Would you transcribe all of the data exactly, down to the last character?

## start

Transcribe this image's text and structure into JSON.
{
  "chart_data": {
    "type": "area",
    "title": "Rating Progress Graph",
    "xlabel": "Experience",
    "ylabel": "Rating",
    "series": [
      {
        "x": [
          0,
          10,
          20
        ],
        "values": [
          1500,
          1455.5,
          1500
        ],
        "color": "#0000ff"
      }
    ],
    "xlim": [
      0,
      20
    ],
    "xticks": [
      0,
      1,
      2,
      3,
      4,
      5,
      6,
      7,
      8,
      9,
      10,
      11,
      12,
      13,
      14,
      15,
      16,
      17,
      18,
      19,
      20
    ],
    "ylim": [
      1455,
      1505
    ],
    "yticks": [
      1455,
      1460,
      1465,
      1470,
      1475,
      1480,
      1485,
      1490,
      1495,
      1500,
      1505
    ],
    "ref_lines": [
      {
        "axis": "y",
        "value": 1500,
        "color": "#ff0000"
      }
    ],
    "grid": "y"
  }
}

## end

The reply ::
Transcribe this image's text and structure into JSON.
{
  "chart_data": {
    "type": "area",
    "title": "Rating Progress Graph",
    "xlabel": "Experience",
    "ylabel": "Rating",
    "series": [
      {
        "x": [
          0,
          10,
          20
        ],
        "values": [
          1500,
          1455.5,
          1500
        ],
        "color": "#0000ff"
      }
    ],
    "xlim": [
      0,
      20
    ],
    "xticks": [
      0,
      1,
      2,
      3,
      4,
      5,
      6,
      7,
      8,
      9,
      10,
      11,
      12,
      13,
      14,
      15,
      16,
      17,
      18,
      19,
      20
    ],
    "ylim": [
      1455,
      1505
    ],
    "yticks": [
      1455,
      1460,
      1465,
      1470,
      1475,
      1480,
      1485,
      1490,
      1495,
      1500,
      1505
    ],
    "ref_lines": [
      {
        "axis": "y",
        "value": 1500,
        "color": "#ff0000"
      }
    ],
    "grid": "y"
  }
}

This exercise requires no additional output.